> _What to produce_
Wherever the word "nành" appears in a line, copy that line.

> _Dataset records_
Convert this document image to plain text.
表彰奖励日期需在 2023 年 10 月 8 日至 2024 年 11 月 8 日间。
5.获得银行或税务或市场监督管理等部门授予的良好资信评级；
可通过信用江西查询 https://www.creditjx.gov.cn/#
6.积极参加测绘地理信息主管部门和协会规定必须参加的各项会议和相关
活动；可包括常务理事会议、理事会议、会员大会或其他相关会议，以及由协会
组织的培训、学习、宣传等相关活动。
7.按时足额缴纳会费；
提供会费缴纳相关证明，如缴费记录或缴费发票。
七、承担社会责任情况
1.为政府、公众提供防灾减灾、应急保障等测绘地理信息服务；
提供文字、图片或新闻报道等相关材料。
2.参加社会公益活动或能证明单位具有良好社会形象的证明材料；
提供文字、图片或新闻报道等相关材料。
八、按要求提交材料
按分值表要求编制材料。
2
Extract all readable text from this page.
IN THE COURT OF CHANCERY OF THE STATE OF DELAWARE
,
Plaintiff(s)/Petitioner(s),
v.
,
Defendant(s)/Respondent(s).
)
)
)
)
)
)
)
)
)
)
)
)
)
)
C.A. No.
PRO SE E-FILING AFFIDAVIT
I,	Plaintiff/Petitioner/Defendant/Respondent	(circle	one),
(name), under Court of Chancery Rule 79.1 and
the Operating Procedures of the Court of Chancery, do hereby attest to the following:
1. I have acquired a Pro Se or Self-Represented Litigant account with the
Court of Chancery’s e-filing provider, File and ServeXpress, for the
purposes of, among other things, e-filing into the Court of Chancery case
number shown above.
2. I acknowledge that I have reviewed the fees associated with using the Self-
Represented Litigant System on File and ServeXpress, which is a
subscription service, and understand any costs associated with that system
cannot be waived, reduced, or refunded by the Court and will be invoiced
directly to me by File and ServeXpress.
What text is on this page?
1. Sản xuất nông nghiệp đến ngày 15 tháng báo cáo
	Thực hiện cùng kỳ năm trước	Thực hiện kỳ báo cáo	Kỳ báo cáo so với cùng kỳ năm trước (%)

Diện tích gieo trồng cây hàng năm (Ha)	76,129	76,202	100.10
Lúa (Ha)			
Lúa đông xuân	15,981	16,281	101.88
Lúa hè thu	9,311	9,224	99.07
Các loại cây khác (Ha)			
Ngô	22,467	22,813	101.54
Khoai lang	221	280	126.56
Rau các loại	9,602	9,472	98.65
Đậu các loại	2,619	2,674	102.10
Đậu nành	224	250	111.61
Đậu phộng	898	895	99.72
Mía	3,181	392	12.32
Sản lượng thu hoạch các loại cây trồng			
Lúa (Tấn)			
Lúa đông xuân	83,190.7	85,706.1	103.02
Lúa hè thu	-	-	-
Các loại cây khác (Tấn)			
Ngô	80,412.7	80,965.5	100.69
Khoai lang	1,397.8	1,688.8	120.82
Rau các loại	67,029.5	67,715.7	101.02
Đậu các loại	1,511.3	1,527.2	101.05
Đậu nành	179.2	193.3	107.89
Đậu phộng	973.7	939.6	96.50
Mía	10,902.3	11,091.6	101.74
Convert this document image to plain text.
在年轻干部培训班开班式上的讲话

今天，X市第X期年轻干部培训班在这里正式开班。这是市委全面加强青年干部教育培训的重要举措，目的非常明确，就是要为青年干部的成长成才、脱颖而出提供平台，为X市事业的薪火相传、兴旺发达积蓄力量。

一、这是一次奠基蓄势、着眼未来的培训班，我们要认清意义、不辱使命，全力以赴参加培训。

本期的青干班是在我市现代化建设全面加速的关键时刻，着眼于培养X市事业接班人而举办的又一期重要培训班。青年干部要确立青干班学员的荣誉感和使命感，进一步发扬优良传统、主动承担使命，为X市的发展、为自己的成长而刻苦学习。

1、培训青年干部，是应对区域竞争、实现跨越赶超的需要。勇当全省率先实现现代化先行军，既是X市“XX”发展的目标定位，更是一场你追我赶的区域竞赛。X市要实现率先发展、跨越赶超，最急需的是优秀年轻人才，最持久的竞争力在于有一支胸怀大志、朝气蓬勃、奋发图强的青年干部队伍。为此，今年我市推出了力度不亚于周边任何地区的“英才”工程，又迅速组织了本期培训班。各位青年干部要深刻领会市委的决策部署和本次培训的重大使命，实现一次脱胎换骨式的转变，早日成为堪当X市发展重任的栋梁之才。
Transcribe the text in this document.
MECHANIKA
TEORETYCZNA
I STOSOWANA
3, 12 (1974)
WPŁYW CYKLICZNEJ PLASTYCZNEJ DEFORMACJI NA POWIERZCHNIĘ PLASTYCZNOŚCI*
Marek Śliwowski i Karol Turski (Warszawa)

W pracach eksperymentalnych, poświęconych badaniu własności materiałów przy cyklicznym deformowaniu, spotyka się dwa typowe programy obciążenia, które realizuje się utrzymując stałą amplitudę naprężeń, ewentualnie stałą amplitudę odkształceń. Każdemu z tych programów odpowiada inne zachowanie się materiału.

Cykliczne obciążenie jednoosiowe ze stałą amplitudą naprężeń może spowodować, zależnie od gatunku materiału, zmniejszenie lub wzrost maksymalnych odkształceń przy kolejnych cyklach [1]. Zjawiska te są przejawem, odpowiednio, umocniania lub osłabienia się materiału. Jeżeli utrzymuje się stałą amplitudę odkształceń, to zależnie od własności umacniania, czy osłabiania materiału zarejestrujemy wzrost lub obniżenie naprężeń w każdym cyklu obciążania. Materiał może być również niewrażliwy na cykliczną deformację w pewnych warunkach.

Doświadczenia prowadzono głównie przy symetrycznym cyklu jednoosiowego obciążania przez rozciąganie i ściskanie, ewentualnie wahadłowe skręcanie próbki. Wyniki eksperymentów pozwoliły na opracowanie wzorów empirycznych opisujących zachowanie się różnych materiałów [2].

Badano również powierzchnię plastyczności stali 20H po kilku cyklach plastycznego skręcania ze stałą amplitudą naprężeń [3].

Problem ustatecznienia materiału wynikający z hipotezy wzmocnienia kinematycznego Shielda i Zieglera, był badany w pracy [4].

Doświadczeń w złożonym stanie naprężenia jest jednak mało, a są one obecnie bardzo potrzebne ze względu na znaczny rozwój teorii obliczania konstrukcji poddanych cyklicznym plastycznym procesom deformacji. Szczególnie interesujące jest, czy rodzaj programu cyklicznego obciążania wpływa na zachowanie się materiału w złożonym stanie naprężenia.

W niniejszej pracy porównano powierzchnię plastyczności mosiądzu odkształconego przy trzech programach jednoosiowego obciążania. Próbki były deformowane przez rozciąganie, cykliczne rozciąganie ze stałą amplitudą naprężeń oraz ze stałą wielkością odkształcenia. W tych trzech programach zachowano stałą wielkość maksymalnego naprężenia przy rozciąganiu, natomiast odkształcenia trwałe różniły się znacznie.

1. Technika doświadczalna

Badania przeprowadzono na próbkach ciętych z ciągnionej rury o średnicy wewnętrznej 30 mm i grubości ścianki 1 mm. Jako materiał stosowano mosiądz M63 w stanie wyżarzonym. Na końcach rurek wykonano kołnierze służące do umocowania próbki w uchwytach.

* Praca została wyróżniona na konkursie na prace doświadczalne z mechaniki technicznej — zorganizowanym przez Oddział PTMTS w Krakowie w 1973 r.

> _Written response_
Đậu nành	224	250	111.61
Đậu nành	179.2	193.3	107.89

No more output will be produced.